| PROBLEM |
Copy every line in which the string "demand" occurs.

--- start LISTING ---

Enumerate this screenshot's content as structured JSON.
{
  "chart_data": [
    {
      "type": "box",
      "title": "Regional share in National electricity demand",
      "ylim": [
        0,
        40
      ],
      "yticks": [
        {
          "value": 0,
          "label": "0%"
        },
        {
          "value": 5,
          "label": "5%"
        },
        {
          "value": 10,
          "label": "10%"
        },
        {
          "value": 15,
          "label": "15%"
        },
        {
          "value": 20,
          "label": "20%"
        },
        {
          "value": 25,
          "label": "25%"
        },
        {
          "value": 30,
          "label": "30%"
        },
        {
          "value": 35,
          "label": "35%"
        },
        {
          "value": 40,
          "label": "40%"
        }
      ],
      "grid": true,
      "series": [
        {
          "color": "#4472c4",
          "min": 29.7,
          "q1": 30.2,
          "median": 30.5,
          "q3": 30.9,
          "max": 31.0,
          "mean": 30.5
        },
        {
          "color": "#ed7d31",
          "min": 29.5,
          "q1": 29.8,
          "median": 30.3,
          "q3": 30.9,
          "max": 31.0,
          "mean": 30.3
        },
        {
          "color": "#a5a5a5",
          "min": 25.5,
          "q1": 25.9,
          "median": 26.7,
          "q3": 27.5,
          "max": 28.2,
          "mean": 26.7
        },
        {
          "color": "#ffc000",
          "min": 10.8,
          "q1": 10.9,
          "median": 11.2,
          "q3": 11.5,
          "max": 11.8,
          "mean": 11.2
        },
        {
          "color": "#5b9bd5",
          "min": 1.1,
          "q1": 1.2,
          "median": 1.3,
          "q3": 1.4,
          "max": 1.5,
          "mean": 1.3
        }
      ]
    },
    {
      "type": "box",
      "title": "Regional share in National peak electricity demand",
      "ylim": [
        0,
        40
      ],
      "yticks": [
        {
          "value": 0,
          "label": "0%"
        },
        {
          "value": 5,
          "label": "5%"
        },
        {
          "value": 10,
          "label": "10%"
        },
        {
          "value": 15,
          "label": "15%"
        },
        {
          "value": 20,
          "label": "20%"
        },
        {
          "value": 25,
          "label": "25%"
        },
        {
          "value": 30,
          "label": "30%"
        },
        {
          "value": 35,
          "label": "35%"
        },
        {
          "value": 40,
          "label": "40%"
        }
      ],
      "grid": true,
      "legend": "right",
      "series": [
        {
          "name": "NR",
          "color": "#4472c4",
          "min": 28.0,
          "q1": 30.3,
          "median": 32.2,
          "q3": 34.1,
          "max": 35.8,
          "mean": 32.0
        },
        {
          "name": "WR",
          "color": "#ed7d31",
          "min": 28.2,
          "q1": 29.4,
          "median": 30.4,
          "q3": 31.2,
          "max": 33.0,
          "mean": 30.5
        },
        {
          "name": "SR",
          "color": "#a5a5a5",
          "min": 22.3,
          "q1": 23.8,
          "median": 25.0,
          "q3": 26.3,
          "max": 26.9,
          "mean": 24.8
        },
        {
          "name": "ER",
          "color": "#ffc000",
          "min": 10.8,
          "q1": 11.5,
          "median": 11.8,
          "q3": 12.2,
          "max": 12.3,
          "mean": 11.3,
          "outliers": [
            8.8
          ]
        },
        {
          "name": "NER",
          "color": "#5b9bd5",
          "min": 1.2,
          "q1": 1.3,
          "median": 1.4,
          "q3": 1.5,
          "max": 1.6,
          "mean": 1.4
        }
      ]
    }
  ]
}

--- end LISTING ---

| PROBLEM SOLUTION |
      "title": "Regional share in National electricity demand",
      "title": "Regional share in National peak electricity demand",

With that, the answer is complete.